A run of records
☆ ☆ ☆

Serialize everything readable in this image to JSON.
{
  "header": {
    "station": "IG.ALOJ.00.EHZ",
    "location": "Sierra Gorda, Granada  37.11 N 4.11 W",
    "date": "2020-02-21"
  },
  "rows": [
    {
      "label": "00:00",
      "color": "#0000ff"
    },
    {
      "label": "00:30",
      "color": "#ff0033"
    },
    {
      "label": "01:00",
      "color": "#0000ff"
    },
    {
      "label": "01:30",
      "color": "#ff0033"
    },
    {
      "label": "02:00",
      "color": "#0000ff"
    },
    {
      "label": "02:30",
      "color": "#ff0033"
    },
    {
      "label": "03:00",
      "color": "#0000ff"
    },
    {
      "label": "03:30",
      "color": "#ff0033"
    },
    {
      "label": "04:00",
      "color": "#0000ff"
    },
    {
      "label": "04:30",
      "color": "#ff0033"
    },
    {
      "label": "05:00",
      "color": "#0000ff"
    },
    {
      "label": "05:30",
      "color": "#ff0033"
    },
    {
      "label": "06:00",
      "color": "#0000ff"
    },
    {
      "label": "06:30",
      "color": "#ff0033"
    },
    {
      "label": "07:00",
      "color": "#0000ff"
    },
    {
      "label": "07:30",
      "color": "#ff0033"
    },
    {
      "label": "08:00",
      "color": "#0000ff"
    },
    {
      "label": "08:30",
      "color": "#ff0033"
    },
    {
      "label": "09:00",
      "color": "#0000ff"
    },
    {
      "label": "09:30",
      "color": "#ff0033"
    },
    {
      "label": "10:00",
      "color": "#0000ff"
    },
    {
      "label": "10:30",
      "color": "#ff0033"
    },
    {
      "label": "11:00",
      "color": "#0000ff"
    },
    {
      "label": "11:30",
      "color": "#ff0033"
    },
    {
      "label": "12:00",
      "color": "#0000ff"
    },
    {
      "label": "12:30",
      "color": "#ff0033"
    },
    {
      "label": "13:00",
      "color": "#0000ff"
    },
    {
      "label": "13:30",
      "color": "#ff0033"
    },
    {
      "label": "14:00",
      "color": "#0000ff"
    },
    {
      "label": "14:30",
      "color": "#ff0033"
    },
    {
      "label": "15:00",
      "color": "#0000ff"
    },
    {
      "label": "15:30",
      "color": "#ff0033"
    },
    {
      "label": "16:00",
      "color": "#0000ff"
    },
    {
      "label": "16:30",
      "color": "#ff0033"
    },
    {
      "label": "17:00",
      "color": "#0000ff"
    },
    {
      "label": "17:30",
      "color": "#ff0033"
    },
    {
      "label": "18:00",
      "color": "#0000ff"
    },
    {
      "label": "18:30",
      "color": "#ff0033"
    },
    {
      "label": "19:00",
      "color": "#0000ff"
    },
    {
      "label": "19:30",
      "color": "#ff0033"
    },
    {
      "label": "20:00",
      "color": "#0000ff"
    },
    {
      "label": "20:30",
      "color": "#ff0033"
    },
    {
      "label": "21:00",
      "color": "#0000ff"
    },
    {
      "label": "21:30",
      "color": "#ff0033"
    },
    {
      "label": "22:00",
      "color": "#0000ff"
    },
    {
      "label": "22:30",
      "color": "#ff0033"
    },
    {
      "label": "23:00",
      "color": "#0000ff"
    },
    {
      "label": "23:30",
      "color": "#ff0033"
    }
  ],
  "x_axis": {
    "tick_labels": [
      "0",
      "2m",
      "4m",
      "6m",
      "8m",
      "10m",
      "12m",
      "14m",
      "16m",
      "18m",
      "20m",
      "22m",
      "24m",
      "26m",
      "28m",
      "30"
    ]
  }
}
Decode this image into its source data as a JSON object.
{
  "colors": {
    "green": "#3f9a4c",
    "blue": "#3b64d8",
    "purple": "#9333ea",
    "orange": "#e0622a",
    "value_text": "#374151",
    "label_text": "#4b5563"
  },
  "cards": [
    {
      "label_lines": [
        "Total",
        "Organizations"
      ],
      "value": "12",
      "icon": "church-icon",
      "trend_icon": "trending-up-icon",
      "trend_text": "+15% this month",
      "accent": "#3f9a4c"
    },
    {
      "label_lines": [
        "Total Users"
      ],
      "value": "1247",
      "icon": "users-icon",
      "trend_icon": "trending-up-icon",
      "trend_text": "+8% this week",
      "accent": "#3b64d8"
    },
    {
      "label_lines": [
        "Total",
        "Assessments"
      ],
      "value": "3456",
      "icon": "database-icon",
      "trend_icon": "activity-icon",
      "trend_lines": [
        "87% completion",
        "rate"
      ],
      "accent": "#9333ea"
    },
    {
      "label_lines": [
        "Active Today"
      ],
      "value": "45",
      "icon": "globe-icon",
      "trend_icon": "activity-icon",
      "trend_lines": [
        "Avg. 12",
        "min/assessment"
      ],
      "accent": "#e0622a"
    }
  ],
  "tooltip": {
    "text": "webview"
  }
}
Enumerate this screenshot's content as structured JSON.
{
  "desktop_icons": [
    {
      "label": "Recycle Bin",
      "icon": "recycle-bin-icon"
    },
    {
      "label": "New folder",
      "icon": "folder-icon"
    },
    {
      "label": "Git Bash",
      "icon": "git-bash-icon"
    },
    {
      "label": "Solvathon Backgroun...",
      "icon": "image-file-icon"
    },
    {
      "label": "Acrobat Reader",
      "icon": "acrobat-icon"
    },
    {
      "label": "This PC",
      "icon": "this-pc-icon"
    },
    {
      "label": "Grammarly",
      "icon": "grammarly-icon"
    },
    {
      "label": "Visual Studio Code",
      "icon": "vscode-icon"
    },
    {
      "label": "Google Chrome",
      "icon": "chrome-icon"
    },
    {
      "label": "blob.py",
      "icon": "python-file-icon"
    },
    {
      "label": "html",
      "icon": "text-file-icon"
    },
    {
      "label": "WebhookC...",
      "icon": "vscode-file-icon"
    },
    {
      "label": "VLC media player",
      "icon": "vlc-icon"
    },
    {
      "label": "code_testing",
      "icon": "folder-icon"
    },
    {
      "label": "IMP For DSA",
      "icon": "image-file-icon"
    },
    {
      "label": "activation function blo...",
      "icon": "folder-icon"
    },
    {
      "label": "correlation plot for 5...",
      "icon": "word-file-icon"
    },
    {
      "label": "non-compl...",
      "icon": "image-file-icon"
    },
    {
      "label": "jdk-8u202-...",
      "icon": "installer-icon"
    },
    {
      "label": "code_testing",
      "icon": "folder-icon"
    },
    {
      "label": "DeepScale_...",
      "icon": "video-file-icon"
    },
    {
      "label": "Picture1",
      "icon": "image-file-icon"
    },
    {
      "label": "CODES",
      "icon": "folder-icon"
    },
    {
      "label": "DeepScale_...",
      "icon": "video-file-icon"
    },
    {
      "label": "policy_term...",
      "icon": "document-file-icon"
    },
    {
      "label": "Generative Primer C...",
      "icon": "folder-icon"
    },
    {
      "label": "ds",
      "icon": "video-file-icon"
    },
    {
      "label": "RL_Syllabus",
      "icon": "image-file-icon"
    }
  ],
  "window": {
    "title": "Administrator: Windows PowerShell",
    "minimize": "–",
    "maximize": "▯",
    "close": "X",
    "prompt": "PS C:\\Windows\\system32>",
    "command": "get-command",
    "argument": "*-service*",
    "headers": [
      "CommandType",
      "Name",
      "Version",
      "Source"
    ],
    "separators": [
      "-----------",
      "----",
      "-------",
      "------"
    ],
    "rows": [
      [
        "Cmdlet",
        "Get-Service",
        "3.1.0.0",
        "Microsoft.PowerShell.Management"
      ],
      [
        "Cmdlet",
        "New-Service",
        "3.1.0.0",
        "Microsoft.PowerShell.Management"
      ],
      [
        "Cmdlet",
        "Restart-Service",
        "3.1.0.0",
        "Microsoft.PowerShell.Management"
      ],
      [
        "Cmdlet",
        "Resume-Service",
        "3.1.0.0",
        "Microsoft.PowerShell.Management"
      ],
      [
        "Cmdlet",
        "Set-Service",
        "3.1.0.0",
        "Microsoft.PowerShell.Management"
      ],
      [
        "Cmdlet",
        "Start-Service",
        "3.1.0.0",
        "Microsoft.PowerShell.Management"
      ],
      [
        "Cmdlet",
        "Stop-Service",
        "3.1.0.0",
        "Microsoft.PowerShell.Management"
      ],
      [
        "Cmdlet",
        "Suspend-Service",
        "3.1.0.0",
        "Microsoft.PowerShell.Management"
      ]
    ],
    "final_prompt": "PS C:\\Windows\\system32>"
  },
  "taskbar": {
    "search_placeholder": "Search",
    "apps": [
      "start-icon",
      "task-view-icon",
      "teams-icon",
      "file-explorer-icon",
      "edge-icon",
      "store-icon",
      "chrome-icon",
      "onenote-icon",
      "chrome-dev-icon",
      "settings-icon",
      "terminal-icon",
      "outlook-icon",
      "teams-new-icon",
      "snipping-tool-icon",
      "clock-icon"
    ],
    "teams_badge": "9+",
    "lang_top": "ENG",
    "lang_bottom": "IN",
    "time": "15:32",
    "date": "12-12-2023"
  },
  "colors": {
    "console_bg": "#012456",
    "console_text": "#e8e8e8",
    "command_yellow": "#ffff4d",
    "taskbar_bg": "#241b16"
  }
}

☆ ☆ ☆

(YOUR TASK) Scan the material above. Extract every line in which the word "Windows" occurs.

(TASK RESULT)
    "title": "Administrator: Windows PowerShell",
    "prompt": "PS C:\\Windows\\system32>",
    "final_prompt": "PS C:\\Windows\\system32>"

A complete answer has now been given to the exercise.